▶ [Task instructions]: The records below should be written out again, exactly.

+===+

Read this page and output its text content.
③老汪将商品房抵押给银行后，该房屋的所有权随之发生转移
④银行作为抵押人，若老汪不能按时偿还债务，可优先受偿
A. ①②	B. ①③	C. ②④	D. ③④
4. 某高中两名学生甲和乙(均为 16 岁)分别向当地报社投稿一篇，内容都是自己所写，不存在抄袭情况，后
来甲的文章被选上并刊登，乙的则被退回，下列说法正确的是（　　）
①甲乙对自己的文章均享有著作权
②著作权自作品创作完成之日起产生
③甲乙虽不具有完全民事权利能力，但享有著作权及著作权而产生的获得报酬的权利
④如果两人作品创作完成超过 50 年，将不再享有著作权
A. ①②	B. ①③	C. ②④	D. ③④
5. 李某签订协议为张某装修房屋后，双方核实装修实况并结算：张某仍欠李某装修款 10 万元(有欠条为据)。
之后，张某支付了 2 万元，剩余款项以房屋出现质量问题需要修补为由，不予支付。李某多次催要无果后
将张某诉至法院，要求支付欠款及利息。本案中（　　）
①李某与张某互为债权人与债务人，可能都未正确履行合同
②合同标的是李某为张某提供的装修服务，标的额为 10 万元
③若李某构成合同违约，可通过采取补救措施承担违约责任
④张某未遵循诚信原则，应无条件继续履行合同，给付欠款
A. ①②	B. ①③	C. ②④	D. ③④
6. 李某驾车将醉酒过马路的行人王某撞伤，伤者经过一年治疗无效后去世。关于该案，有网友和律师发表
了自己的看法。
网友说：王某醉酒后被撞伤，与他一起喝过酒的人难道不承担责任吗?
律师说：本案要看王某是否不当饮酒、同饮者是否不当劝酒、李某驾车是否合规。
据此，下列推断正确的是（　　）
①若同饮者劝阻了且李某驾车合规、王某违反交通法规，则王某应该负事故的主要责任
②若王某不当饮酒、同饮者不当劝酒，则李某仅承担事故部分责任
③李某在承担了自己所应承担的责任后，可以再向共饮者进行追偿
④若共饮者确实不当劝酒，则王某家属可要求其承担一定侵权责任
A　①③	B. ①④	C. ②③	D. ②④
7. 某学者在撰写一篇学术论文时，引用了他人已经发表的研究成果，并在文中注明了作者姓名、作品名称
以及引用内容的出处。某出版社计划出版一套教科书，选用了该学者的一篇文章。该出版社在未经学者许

+===+

▶ [The reply]:
Read this page and output its text content.
③老汪将商品房抵押给银行后，该房屋的所有权随之发生转移
④银行作为抵押人，若老汪不能按时偿还债务，可优先受偿
A. ①②	B. ①③	C. ②④	D. ③④
4. 某高中两名学生甲和乙(均为 16 岁)分别向当地报社投稿一篇，内容都是自己所写，不存在抄袭情况，后
来甲的文章被选上并刊登，乙的则被退回，下列说法正确的是（　　）
①甲乙对自己的文章均享有著作权
②著作权自作品创作完成之日起产生
③甲乙虽不具有完全民事权利能力，但享有著作权及著作权而产生的获得报酬的权利
④如果两人作品创作完成超过 50 年，将不再享有著作权
A. ①②	B. ①③	C. ②④	D. ③④
5. 李某签订协议为张某装修房屋后，双方核实装修实况并结算：张某仍欠李某装修款 10 万元(有欠条为据)。
之后，张某支付了 2 万元，剩余款项以房屋出现质量问题需要修补为由，不予支付。李某多次催要无果后
将张某诉至法院，要求支付欠款及利息。本案中（　　）
①李某与张某互为债权人与债务人，可能都未正确履行合同
②合同标的是李某为张某提供的装修服务，标的额为 10 万元
③若李某构成合同违约，可通过采取补救措施承担违约责任
④张某未遵循诚信原则，应无条件继续履行合同，给付欠款
A. ①②	B. ①③	C. ②④	D. ③④
6. 李某驾车将醉酒过马路的行人王某撞伤，伤者经过一年治疗无效后去世。关于该案，有网友和律师发表
了自己的看法。
网友说：王某醉酒后被撞伤，与他一起喝过酒的人难道不承担责任吗?
律师说：本案要看王某是否不当饮酒、同饮者是否不当劝酒、李某驾车是否合规。
据此，下列推断正确的是（　　）
①若同饮者劝阻了且李某驾车合规、王某违反交通法规，则王某应该负事故的主要责任
②若王某不当饮酒、同饮者不当劝酒，则李某仅承担事故部分责任
③李某在承担了自己所应承担的责任后，可以再向共饮者进行追偿
④若共饮者确实不当劝酒，则王某家属可要求其承担一定侵权责任
A　①③	B. ①④	C. ②③	D. ②④
7. 某学者在撰写一篇学术论文时，引用了他人已经发表的研究成果，并在文中注明了作者姓名、作品名称
以及引用内容的出处。某出版社计划出版一套教科书，选用了该学者的一篇文章。该出版社在未经学者许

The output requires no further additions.